• Written task
Work out how many lines in the listing below include the word "caption"; answer with the number alone.

Items listed in a dataset:
>> Start

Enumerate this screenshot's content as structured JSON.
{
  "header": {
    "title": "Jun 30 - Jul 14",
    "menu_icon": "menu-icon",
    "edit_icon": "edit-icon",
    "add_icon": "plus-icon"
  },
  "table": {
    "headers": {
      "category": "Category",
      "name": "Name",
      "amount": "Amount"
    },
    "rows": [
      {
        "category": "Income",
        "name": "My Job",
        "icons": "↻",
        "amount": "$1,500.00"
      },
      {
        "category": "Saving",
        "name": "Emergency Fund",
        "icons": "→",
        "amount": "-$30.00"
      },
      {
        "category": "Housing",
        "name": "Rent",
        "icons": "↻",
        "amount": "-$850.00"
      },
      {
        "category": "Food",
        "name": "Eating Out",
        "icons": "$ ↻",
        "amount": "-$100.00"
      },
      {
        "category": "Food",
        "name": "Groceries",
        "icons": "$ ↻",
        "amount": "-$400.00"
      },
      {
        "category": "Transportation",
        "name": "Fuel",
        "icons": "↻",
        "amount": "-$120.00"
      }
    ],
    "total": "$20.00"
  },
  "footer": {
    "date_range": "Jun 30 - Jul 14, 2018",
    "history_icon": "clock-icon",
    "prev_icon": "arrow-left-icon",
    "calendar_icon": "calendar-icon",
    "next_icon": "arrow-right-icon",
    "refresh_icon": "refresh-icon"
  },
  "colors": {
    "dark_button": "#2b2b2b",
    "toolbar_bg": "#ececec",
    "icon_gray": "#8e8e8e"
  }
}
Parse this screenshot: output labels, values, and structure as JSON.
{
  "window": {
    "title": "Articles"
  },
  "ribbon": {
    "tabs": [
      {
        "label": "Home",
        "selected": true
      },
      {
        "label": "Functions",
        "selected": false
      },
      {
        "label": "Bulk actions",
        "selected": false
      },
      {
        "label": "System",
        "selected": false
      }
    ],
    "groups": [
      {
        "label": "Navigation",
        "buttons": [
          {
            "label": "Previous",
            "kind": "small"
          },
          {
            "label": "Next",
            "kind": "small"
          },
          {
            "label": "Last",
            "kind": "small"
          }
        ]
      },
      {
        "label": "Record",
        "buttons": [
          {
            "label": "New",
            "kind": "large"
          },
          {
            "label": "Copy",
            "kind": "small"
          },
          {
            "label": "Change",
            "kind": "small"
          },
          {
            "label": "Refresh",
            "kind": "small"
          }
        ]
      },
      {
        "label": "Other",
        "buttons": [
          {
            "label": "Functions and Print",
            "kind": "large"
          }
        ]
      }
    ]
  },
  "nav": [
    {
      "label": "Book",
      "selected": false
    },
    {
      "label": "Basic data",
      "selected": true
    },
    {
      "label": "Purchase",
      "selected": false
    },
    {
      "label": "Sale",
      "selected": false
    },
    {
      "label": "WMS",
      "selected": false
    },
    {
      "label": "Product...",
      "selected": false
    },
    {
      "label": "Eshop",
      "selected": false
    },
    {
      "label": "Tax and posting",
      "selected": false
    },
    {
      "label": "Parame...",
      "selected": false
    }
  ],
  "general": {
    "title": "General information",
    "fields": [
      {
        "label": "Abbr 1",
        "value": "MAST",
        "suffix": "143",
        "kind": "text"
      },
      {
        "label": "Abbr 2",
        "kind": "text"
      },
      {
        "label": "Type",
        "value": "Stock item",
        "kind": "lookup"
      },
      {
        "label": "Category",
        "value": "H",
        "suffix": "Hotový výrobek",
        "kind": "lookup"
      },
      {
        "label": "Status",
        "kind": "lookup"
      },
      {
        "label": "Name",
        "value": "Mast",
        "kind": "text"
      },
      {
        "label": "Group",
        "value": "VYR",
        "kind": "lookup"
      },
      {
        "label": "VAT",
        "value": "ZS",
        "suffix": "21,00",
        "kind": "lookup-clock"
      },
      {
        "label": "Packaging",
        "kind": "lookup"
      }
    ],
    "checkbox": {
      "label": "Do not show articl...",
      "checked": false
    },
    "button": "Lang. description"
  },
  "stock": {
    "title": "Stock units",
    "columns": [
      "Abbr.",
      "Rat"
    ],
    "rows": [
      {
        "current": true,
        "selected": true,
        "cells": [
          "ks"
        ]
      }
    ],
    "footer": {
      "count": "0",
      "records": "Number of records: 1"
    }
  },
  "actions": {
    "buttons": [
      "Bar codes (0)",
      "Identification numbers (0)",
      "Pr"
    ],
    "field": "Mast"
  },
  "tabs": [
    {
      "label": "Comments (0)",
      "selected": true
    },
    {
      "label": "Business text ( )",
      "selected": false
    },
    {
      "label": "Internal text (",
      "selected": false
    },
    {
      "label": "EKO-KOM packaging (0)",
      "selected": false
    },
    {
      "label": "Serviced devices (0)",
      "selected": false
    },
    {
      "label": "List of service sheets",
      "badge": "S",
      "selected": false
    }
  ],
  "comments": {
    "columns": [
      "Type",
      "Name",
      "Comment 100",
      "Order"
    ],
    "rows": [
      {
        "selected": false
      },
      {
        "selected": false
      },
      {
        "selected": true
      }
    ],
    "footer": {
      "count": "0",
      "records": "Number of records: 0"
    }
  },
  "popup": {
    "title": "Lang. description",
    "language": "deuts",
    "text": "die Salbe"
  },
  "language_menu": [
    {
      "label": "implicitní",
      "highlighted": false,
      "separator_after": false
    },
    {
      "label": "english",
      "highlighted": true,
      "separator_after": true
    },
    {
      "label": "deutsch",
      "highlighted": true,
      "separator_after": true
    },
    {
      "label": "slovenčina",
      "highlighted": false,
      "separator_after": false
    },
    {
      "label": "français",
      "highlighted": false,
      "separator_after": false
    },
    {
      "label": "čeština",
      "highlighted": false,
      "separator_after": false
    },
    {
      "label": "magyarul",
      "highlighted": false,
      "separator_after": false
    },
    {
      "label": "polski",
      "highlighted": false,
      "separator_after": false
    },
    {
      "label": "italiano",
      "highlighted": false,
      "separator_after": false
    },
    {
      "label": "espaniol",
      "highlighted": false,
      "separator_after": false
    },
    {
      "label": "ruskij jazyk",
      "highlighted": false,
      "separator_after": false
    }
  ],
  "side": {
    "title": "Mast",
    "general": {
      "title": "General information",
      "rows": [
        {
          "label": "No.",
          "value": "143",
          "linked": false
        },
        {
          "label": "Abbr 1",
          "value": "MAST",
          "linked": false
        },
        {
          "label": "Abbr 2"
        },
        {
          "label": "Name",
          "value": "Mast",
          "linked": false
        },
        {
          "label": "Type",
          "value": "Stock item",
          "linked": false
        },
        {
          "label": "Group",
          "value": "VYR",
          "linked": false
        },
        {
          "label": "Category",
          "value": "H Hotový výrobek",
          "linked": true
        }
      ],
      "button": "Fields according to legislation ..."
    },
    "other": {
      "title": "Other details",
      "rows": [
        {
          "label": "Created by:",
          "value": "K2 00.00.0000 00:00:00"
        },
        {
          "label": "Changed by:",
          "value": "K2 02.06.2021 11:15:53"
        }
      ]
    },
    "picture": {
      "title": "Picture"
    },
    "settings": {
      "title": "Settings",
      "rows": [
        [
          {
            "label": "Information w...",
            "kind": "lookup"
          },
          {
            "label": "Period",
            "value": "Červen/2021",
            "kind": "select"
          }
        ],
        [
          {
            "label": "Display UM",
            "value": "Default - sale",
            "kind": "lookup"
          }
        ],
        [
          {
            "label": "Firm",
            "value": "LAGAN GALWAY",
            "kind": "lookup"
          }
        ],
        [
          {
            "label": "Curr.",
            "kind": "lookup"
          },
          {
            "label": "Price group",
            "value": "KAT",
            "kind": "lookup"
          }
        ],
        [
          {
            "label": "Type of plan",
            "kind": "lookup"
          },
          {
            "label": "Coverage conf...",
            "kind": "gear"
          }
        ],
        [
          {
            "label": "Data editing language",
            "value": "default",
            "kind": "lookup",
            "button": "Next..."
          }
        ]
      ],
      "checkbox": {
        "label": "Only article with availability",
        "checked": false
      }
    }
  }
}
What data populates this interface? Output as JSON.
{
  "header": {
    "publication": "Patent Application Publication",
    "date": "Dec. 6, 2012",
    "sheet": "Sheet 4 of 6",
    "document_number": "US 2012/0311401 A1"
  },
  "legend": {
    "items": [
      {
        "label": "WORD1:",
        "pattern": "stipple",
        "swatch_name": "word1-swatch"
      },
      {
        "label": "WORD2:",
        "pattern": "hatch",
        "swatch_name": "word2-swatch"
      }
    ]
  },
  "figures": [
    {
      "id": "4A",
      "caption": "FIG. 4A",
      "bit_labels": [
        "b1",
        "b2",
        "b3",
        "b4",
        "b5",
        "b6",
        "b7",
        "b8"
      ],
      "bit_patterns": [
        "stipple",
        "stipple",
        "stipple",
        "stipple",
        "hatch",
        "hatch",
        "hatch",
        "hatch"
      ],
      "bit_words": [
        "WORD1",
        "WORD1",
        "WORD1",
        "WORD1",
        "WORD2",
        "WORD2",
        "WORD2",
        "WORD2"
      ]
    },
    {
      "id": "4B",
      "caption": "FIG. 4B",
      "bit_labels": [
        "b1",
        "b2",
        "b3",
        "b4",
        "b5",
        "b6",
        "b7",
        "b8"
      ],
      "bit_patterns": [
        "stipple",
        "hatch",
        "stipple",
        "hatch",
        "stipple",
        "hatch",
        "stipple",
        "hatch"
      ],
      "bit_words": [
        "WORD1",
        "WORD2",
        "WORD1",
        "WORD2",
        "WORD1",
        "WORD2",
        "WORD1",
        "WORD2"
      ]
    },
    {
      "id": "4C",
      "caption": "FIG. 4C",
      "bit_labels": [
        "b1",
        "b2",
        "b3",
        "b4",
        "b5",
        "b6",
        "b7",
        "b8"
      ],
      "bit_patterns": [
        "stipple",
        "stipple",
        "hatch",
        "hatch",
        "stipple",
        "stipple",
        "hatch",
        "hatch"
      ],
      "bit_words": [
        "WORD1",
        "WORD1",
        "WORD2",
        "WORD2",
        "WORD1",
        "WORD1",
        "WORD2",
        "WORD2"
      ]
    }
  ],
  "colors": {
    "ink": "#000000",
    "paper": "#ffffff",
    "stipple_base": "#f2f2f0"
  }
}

>> End

• Worked solution
3